* **Recorded data**:
--- START ---

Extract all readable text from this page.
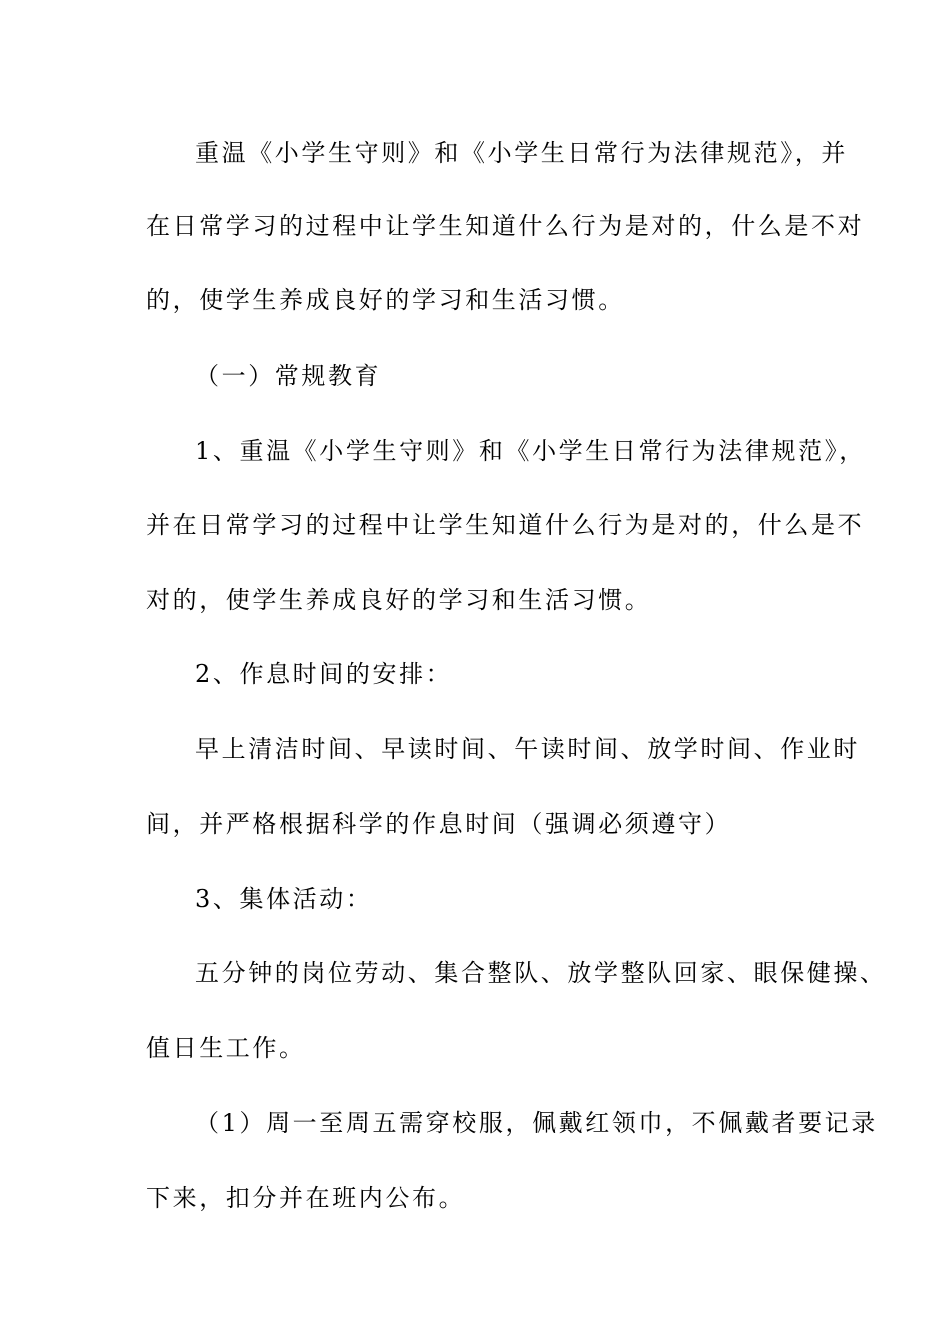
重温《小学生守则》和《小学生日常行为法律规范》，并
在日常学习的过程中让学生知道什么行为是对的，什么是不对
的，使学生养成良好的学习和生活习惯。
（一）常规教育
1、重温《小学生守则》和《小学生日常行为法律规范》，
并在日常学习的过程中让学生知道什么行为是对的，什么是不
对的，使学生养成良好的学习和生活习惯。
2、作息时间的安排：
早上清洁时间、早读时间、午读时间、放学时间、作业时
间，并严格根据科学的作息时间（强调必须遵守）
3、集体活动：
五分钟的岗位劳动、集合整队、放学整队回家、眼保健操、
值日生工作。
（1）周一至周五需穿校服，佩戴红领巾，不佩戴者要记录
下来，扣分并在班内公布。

--- END ---

* **SET PROBLEM**: Verbatim reproduction of every record is required; images are left out.

* **CORRECT OUTPUT**:
Extract all readable text from this page.
重温《小学生守则》和《小学生日常行为法律规范》，并
在日常学习的过程中让学生知道什么行为是对的，什么是不对
的，使学生养成良好的学习和生活习惯。
（一）常规教育
1、重温《小学生守则》和《小学生日常行为法律规范》，
并在日常学习的过程中让学生知道什么行为是对的，什么是不
对的，使学生养成良好的学习和生活习惯。
2、作息时间的安排：
早上清洁时间、早读时间、午读时间、放学时间、作业时
间，并严格根据科学的作息时间（强调必须遵守）
3、集体活动：
五分钟的岗位劳动、集合整队、放学整队回家、眼保健操、
值日生工作。
（1）周一至周五需穿校服，佩戴红领巾，不佩戴者要记录
下来，扣分并在班内公布。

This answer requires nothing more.